* _Exercise objective_
Please quote the material exactly, every line of it.

(Data entries for graphics)
================

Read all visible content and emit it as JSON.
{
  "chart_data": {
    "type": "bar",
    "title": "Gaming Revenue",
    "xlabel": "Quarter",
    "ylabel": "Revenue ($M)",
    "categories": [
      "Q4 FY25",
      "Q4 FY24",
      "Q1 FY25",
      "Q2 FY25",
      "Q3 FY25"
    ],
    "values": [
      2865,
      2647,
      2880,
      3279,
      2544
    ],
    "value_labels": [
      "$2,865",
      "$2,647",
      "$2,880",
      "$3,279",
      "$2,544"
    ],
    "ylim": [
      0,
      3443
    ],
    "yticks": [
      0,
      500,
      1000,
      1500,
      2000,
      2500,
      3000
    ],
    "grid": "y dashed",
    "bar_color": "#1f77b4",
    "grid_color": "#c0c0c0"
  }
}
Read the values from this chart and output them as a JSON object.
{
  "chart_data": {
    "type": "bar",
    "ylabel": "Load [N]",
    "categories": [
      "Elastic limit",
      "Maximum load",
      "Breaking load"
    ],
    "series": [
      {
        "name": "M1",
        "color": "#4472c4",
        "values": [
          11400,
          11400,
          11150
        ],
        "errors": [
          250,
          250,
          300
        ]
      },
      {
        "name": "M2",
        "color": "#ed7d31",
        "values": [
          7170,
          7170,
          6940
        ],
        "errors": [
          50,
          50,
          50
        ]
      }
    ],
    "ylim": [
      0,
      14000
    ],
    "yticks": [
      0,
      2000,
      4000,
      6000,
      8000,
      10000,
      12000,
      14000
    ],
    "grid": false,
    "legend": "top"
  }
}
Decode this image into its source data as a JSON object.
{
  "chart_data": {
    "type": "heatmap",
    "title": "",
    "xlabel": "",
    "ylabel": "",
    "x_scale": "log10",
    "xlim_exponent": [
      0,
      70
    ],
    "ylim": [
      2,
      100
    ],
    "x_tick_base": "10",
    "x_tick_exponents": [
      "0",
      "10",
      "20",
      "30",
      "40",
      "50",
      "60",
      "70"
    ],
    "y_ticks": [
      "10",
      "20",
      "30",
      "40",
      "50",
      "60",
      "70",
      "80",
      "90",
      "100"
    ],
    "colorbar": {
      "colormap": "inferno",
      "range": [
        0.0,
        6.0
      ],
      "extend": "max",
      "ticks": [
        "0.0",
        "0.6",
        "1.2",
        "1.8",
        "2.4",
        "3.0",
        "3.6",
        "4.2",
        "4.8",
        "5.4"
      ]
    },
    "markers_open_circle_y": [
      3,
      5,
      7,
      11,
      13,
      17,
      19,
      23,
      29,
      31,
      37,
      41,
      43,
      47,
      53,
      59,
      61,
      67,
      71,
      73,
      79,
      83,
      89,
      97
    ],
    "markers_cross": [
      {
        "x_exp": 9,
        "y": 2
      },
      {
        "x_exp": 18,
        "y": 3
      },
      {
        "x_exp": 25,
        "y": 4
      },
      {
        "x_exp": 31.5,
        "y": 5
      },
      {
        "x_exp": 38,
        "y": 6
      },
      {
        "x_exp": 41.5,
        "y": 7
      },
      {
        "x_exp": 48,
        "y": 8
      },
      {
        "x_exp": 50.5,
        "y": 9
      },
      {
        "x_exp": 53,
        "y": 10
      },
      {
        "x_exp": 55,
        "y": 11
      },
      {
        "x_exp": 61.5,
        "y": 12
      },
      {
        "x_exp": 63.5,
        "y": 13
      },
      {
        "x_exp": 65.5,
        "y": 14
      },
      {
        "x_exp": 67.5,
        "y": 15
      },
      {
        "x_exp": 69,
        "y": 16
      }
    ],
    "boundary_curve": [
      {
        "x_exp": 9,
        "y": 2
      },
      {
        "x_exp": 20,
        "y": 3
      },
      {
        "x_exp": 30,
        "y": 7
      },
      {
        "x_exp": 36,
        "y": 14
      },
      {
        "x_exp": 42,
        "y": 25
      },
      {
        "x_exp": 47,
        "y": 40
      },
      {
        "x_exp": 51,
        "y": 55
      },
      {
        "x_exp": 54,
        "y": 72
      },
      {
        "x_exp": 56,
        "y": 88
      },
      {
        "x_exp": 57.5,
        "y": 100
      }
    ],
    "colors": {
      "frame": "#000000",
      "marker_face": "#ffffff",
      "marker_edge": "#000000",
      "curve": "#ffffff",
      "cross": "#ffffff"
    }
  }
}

================

* _Solution_
Read all visible content and emit it as JSON.
{
  "chart_data": {
    "type": "bar",
    "title": "Gaming Revenue",
    "xlabel": "Quarter",
    "ylabel": "Revenue ($M)",
    "categories": [
      "Q4 FY25",
      "Q4 FY24",
      "Q1 FY25",
      "Q2 FY25",
      "Q3 FY25"
    ],
    "values": [
      2865,
      2647,
      2880,
      3279,
      2544
    ],
    "value_labels": [
      "$2,865",
      "$2,647",
      "$2,880",
      "$3,279",
      "$2,544"
    ],
    "ylim": [
      0,
      3443
    ],
    "yticks": [
      0,
      500,
      1000,
      1500,
      2000,
      2500,
      3000
    ],
    "grid": "y dashed",
    "bar_color": "#1f77b4",
    "grid_color": "#c0c0c0"
  }
}
Read the values from this chart and output them as a JSON object.
{
  "chart_data": {
    "type": "bar",
    "ylabel": "Load [N]",
    "categories": [
      "Elastic limit",
      "Maximum load",
      "Breaking load"
    ],
    "series": [
      {
        "name": "M1",
        "color": "#4472c4",
        "values": [
          11400,
          11400,
          11150
        ],
        "errors": [
          250,
          250,
          300
        ]
      },
      {
        "name": "M2",
        "color": "#ed7d31",
        "values": [
          7170,
          7170,
          6940
        ],
        "errors": [
          50,
          50,
          50
        ]
      }
    ],
    "ylim": [
      0,
      14000
    ],
    "yticks": [
      0,
      2000,
      4000,
      6000,
      8000,
      10000,
      12000,
      14000
    ],
    "grid": false,
    "legend": "top"
  }
}
Decode this image into its source data as a JSON object.
{
  "chart_data": {
    "type": "heatmap",
    "title": "",
    "xlabel": "",
    "ylabel": "",
    "x_scale": "log10",
    "xlim_exponent": [
      0,
      70
    ],
    "ylim": [
      2,
      100
    ],
    "x_tick_base": "10",
    "x_tick_exponents": [
      "0",
      "10",
      "20",
      "30",
      "40",
      "50",
      "60",
      "70"
    ],
    "y_ticks": [
      "10",
      "20",
      "30",
      "40",
      "50",
      "60",
      "70",
      "80",
      "90",
      "100"
    ],
    "colorbar": {
      "colormap": "inferno",
      "range": [
        0.0,
        6.0
      ],
      "extend": "max",
      "ticks": [
        "0.0",
        "0.6",
        "1.2",
        "1.8",
        "2.4",
        "3.0",
        "3.6",
        "4.2",
        "4.8",
        "5.4"
      ]
    },
    "markers_open_circle_y": [
      3,
      5,
      7,
      11,
      13,
      17,
      19,
      23,
      29,
      31,
      37,
      41,
      43,
      47,
      53,
      59,
      61,
      67,
      71,
      73,
      79,
      83,
      89,
      97
    ],
    "markers_cross": [
      {
        "x_exp": 9,
        "y": 2
      },
      {
        "x_exp": 18,
        "y": 3
      },
      {
        "x_exp": 25,
        "y": 4
      },
      {
        "x_exp": 31.5,
        "y": 5
      },
      {
        "x_exp": 38,
        "y": 6
      },
      {
        "x_exp": 41.5,
        "y": 7
      },
      {
        "x_exp": 48,
        "y": 8
      },
      {
        "x_exp": 50.5,
        "y": 9
      },
      {
        "x_exp": 53,
        "y": 10
      },
      {
        "x_exp": 55,
        "y": 11
      },
      {
        "x_exp": 61.5,
        "y": 12
      },
      {
        "x_exp": 63.5,
        "y": 13
      },
      {
        "x_exp": 65.5,
        "y": 14
      },
      {
        "x_exp": 67.5,
        "y": 15
      },
      {
        "x_exp": 69,
        "y": 16
      }
    ],
    "boundary_curve": [
      {
        "x_exp": 9,
        "y": 2
      },
      {
        "x_exp": 20,
        "y": 3
      },
      {
        "x_exp": 30,
        "y": 7
      },
      {
        "x_exp": 36,
        "y": 14
      },
      {
        "x_exp": 42,
        "y": 25
      },
      {
        "x_exp": 47,
        "y": 40
      },
      {
        "x_exp": 51,
        "y": 55
      },
      {
        "x_exp": 54,
        "y": 72
      },
      {
        "x_exp": 56,
        "y": 88
      },
      {
        "x_exp": 57.5,
        "y": 100
      }
    ],
    "colors": {
      "frame": "#000000",
      "marker_face": "#ffffff",
      "marker_edge": "#000000",
      "curve": "#ffffff",
      "cross": "#ffffff"
    }
  }
}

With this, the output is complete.